## Problem requirements
Collect the lines of the entries where "text" shows up.

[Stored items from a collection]

************

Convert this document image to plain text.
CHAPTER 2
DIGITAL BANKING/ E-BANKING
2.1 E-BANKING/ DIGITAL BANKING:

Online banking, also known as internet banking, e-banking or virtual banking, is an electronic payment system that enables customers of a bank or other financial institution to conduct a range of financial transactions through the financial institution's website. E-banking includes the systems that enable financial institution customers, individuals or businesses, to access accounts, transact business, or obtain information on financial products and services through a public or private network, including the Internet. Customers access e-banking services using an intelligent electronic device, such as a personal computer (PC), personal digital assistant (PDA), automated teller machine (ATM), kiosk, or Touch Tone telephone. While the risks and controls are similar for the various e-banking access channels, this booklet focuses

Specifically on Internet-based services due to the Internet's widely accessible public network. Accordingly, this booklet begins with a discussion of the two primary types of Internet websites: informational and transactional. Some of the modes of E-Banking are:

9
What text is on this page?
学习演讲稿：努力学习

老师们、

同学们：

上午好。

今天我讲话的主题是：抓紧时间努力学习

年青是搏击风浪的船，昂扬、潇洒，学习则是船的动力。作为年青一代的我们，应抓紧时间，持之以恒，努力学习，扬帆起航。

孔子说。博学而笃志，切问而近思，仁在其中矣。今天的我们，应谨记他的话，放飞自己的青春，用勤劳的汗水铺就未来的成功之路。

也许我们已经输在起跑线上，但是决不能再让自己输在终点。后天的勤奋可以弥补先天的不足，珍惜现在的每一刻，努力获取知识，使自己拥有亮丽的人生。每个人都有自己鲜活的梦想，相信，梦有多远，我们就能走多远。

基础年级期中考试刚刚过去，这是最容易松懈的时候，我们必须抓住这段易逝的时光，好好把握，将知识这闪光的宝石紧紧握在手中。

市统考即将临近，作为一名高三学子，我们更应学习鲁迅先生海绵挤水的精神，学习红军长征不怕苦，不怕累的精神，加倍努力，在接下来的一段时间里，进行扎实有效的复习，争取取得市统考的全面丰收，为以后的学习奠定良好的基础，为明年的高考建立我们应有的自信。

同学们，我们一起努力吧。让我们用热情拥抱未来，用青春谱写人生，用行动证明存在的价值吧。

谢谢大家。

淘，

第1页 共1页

************

## Task response
Convert this document image to plain text.
What text is on this page?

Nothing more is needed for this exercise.